[Opening Source material section]

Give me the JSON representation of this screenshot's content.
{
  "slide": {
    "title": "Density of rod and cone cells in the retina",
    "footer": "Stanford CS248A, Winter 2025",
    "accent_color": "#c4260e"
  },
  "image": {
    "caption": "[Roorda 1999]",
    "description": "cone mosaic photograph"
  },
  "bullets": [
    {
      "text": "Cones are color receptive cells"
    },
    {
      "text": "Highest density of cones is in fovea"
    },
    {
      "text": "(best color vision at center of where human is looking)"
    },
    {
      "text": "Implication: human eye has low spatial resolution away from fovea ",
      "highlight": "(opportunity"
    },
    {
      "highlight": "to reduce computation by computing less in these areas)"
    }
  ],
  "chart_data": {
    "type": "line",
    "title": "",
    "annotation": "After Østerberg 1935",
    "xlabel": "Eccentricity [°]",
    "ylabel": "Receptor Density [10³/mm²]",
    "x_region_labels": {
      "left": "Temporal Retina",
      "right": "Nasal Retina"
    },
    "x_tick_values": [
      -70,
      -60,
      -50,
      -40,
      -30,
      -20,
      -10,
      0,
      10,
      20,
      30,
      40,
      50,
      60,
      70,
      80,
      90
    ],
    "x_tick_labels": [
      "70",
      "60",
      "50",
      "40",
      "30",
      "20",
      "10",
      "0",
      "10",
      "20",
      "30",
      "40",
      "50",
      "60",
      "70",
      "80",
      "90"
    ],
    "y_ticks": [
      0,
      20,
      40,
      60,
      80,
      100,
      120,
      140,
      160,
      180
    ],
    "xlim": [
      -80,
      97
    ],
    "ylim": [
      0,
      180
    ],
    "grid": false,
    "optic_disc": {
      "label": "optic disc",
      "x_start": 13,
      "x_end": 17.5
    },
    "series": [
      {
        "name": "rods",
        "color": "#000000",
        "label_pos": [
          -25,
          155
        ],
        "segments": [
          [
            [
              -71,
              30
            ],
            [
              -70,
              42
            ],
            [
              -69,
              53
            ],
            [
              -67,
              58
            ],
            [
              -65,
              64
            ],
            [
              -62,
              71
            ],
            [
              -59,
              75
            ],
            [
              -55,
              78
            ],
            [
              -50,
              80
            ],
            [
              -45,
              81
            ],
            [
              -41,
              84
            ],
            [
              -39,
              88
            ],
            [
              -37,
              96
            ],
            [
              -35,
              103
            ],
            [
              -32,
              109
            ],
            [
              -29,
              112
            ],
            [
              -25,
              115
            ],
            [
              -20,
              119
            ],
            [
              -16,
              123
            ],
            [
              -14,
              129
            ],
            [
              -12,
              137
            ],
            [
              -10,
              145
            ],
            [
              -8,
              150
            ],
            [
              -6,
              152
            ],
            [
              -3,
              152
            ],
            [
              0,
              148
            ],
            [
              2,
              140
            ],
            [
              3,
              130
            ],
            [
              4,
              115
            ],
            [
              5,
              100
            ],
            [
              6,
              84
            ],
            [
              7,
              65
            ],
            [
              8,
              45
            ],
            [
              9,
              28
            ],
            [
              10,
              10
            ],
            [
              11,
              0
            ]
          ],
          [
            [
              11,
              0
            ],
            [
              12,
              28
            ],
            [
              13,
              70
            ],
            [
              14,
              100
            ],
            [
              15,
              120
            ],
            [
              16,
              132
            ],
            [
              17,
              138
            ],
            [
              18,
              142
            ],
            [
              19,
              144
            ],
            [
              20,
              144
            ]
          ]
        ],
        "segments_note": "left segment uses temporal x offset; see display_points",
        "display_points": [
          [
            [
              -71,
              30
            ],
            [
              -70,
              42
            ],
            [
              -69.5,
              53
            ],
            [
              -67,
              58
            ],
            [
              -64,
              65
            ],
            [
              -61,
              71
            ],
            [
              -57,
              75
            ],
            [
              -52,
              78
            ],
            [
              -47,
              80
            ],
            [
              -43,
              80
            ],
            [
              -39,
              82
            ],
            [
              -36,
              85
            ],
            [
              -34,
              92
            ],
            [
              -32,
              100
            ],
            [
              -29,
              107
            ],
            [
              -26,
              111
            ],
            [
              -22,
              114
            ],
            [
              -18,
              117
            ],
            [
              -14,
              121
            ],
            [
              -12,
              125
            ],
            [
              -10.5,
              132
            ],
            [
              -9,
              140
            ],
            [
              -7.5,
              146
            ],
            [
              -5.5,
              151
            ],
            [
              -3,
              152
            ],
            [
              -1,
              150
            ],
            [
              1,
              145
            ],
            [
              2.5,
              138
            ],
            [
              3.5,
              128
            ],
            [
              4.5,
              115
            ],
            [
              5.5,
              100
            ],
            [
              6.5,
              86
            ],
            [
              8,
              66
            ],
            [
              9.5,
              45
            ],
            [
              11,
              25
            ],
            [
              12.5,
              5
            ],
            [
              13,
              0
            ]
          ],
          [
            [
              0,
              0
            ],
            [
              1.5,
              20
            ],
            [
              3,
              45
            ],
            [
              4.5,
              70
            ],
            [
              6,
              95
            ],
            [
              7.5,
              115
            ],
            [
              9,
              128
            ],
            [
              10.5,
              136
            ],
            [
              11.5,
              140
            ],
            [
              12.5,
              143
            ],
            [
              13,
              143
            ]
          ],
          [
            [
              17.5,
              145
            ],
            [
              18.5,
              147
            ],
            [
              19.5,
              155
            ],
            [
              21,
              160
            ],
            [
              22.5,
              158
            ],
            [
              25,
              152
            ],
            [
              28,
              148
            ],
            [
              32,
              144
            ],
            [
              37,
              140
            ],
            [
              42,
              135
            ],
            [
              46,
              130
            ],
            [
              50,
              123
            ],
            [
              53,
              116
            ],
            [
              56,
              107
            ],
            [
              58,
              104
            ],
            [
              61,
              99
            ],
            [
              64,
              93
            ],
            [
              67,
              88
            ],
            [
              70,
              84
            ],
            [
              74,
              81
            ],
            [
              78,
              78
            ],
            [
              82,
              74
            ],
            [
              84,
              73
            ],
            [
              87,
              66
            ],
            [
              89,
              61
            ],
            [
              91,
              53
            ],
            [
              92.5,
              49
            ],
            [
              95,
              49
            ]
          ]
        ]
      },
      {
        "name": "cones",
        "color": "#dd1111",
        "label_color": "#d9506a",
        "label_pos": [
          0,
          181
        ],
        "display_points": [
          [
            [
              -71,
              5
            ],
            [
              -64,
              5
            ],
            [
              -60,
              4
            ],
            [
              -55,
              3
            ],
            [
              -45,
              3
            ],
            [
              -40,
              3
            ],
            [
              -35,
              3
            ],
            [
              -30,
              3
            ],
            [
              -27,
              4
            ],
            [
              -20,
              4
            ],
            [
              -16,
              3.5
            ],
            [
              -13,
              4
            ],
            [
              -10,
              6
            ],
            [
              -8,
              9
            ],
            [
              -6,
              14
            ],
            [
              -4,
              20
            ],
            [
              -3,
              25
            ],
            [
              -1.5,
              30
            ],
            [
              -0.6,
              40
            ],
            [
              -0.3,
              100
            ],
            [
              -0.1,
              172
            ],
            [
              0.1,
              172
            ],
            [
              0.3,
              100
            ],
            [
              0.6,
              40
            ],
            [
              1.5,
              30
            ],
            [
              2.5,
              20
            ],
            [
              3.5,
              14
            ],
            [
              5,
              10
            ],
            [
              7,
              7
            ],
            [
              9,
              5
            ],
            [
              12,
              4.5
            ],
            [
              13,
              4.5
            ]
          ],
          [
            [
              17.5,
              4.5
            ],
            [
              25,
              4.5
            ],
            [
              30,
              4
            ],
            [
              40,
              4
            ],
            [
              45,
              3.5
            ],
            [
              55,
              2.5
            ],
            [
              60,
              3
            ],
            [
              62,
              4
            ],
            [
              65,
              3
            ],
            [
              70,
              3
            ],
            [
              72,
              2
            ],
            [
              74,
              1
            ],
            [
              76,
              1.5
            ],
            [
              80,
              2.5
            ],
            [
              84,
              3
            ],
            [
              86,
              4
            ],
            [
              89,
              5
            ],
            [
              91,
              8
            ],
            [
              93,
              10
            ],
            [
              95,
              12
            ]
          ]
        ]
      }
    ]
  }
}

[Closing Source material section]

Pull every line containing the word "left" out of the listing.

* _Response to this exercise_
      "left": "Temporal Retina",
        "segments_note": "left segment uses temporal x offset; see display_points",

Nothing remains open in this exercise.